Short exercise: Give the data again, word for word.

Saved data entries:
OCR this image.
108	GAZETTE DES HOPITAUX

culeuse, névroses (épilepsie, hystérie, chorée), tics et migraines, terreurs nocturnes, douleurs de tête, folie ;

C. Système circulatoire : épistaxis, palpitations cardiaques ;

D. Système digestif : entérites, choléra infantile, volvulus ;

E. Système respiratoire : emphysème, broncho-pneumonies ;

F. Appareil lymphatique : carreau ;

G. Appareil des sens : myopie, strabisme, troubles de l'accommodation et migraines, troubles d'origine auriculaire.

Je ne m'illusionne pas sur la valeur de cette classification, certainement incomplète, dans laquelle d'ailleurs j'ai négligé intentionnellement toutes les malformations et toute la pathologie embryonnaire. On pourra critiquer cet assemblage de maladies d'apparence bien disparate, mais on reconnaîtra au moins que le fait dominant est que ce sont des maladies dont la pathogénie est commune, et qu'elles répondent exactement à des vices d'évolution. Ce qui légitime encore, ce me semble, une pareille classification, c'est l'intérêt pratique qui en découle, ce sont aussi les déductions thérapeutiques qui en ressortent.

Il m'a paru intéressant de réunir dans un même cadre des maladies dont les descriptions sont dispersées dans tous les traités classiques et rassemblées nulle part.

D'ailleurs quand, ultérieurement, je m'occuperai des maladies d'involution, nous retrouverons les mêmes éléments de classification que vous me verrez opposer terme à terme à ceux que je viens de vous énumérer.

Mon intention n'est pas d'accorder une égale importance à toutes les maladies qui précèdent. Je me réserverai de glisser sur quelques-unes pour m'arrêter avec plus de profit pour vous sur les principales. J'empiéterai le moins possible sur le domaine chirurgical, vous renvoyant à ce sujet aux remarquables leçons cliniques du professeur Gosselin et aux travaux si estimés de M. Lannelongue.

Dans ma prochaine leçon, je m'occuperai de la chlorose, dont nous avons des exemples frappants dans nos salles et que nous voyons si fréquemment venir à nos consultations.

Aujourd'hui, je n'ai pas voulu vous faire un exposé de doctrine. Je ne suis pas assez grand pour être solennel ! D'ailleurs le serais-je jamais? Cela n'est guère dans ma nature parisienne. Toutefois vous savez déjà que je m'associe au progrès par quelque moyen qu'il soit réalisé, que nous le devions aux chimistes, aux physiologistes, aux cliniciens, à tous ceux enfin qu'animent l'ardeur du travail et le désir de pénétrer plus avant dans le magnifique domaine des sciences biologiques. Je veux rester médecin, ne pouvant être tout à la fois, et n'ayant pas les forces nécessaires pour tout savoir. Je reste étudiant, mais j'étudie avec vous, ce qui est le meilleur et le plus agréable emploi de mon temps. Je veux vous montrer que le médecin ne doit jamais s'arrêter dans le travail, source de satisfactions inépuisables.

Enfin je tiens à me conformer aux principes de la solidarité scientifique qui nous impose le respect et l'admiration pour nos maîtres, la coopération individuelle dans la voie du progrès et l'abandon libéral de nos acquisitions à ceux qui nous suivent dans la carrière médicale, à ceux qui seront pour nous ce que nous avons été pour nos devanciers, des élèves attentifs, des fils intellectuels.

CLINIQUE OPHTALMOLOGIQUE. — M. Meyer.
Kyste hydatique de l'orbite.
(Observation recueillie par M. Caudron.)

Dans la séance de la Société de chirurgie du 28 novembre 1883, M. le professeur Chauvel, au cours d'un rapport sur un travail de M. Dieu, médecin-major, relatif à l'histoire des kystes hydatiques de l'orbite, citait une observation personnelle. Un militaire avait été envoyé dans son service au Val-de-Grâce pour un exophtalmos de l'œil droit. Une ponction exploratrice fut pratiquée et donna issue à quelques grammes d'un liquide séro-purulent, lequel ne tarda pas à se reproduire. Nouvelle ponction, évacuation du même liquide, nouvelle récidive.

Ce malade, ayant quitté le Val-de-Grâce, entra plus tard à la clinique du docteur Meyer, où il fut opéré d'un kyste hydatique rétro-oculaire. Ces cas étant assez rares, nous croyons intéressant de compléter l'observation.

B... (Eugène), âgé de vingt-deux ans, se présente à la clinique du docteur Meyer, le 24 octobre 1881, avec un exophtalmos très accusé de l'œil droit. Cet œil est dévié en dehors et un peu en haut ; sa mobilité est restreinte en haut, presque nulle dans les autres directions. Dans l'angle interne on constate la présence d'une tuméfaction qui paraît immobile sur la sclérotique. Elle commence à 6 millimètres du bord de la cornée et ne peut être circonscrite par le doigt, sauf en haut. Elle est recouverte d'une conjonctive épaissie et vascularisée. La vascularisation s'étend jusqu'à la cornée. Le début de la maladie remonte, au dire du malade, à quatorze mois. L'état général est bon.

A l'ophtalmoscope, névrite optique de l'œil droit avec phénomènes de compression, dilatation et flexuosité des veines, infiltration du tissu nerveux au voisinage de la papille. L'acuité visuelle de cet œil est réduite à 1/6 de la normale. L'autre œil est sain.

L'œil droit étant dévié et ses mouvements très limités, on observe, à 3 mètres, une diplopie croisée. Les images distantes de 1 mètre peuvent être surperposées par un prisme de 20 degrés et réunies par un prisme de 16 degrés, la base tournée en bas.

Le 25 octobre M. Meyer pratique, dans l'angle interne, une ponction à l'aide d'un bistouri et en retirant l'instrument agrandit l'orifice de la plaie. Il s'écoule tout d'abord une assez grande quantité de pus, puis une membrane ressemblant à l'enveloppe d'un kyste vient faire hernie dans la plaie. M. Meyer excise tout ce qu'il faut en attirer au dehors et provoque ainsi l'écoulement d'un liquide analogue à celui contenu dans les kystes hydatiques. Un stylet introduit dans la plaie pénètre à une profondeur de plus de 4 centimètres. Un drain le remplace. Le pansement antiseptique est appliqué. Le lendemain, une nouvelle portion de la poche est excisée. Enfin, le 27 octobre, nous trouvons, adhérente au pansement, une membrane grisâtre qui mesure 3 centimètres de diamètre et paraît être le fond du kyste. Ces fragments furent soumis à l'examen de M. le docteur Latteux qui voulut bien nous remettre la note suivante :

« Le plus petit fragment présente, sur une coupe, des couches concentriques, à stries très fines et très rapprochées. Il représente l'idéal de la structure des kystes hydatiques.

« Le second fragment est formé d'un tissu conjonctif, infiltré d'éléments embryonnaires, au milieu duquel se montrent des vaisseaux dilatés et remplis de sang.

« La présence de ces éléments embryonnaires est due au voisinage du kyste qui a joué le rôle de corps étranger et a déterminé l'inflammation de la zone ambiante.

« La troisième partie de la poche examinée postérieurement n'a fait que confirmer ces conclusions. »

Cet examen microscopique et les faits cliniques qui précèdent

Final result:
OCR this image.
108	GAZETTE DES HOPITAUX

culeuse, névroses (épilepsie, hystérie, chorée), tics et migraines, terreurs nocturnes, douleurs de tête, folie ;

C. Système circulatoire : épistaxis, palpitations cardiaques ;

D. Système digestif : entérites, choléra infantile, volvulus ;

E. Système respiratoire : emphysème, broncho-pneumonies ;

F. Appareil lymphatique : carreau ;

G. Appareil des sens : myopie, strabisme, troubles de l'accommodation et migraines, troubles d'origine auriculaire.

Je ne m'illusionne pas sur la valeur de cette classification, certainement incomplète, dans laquelle d'ailleurs j'ai négligé intentionnellement toutes les malformations et toute la pathologie embryonnaire. On pourra critiquer cet assemblage de maladies d'apparence bien disparate, mais on reconnaîtra au moins que le fait dominant est que ce sont des maladies dont la pathogénie est commune, et qu'elles répondent exactement à des vices d'évolution. Ce qui légitime encore, ce me semble, une pareille classification, c'est l'intérêt pratique qui en découle, ce sont aussi les déductions thérapeutiques qui en ressortent.

Il m'a paru intéressant de réunir dans un même cadre des maladies dont les descriptions sont dispersées dans tous les traités classiques et rassemblées nulle part.

D'ailleurs quand, ultérieurement, je m'occuperai des maladies d'involution, nous retrouverons les mêmes éléments de classification que vous me verrez opposer terme à terme à ceux que je viens de vous énumérer.

Mon intention n'est pas d'accorder une égale importance à toutes les maladies qui précèdent. Je me réserverai de glisser sur quelques-unes pour m'arrêter avec plus de profit pour vous sur les principales. J'empiéterai le moins possible sur le domaine chirurgical, vous renvoyant à ce sujet aux remarquables leçons cliniques du professeur Gosselin et aux travaux si estimés de M. Lannelongue.

Dans ma prochaine leçon, je m'occuperai de la chlorose, dont nous avons des exemples frappants dans nos salles et que nous voyons si fréquemment venir à nos consultations.

Aujourd'hui, je n'ai pas voulu vous faire un exposé de doctrine. Je ne suis pas assez grand pour être solennel ! D'ailleurs le serais-je jamais? Cela n'est guère dans ma nature parisienne. Toutefois vous savez déjà que je m'associe au progrès par quelque moyen qu'il soit réalisé, que nous le devions aux chimistes, aux physiologistes, aux cliniciens, à tous ceux enfin qu'animent l'ardeur du travail et le désir de pénétrer plus avant dans le magnifique domaine des sciences biologiques. Je veux rester médecin, ne pouvant être tout à la fois, et n'ayant pas les forces nécessaires pour tout savoir. Je reste étudiant, mais j'étudie avec vous, ce qui est le meilleur et le plus agréable emploi de mon temps. Je veux vous montrer que le médecin ne doit jamais s'arrêter dans le travail, source de satisfactions inépuisables.

Enfin je tiens à me conformer aux principes de la solidarité scientifique qui nous impose le respect et l'admiration pour nos maîtres, la coopération individuelle dans la voie du progrès et l'abandon libéral de nos acquisitions à ceux qui nous suivent dans la carrière médicale, à ceux qui seront pour nous ce que nous avons été pour nos devanciers, des élèves attentifs, des fils intellectuels.

CLINIQUE OPHTALMOLOGIQUE. — M. Meyer.
Kyste hydatique de l'orbite.
(Observation recueillie par M. Caudron.)

Dans la séance de la Société de chirurgie du 28 novembre 1883, M. le professeur Chauvel, au cours d'un rapport sur un travail de M. Dieu, médecin-major, relatif à l'histoire des kystes hydatiques de l'orbite, citait une observation personnelle. Un militaire avait été envoyé dans son service au Val-de-Grâce pour un exophtalmos de l'œil droit. Une ponction exploratrice fut pratiquée et donna issue à quelques grammes d'un liquide séro-purulent, lequel ne tarda pas à se reproduire. Nouvelle ponction, évacuation du même liquide, nouvelle récidive.

Ce malade, ayant quitté le Val-de-Grâce, entra plus tard à la clinique du docteur Meyer, où il fut opéré d'un kyste hydatique rétro-oculaire. Ces cas étant assez rares, nous croyons intéressant de compléter l'observation.

B... (Eugène), âgé de vingt-deux ans, se présente à la clinique du docteur Meyer, le 24 octobre 1881, avec un exophtalmos très accusé de l'œil droit. Cet œil est dévié en dehors et un peu en haut ; sa mobilité est restreinte en haut, presque nulle dans les autres directions. Dans l'angle interne on constate la présence d'une tuméfaction qui paraît immobile sur la sclérotique. Elle commence à 6 millimètres du bord de la cornée et ne peut être circonscrite par le doigt, sauf en haut. Elle est recouverte d'une conjonctive épaissie et vascularisée. La vascularisation s'étend jusqu'à la cornée. Le début de la maladie remonte, au dire du malade, à quatorze mois. L'état général est bon.

A l'ophtalmoscope, névrite optique de l'œil droit avec phénomènes de compression, dilatation et flexuosité des veines, infiltration du tissu nerveux au voisinage de la papille. L'acuité visuelle de cet œil est réduite à 1/6 de la normale. L'autre œil est sain.

L'œil droit étant dévié et ses mouvements très limités, on observe, à 3 mètres, une diplopie croisée. Les images distantes de 1 mètre peuvent être surperposées par un prisme de 20 degrés et réunies par un prisme de 16 degrés, la base tournée en bas.

Le 25 octobre M. Meyer pratique, dans l'angle interne, une ponction à l'aide d'un bistouri et en retirant l'instrument agrandit l'orifice de la plaie. Il s'écoule tout d'abord une assez grande quantité de pus, puis une membrane ressemblant à l'enveloppe d'un kyste vient faire hernie dans la plaie. M. Meyer excise tout ce qu'il faut en attirer au dehors et provoque ainsi l'écoulement d'un liquide analogue à celui contenu dans les kystes hydatiques. Un stylet introduit dans la plaie pénètre à une profondeur de plus de 4 centimètres. Un drain le remplace. Le pansement antiseptique est appliqué. Le lendemain, une nouvelle portion de la poche est excisée. Enfin, le 27 octobre, nous trouvons, adhérente au pansement, une membrane grisâtre qui mesure 3 centimètres de diamètre et paraît être le fond du kyste. Ces fragments furent soumis à l'examen de M. le docteur Latteux qui voulut bien nous remettre la note suivante :

« Le plus petit fragment présente, sur une coupe, des couches concentriques, à stries très fines et très rapprochées. Il représente l'idéal de la structure des kystes hydatiques.

« Le second fragment est formé d'un tissu conjonctif, infiltré d'éléments embryonnaires, au milieu duquel se montrent des vaisseaux dilatés et remplis de sang.

« La présence de ces éléments embryonnaires est due au voisinage du kyste qui a joué le rôle de corps étranger et a déterminé l'inflammation de la zone ambiante.

« La troisième partie de la poche examinée postérieurement n'a fait que confirmer ces conclusions. »

Cet examen microscopique et les faits cliniques qui précèdent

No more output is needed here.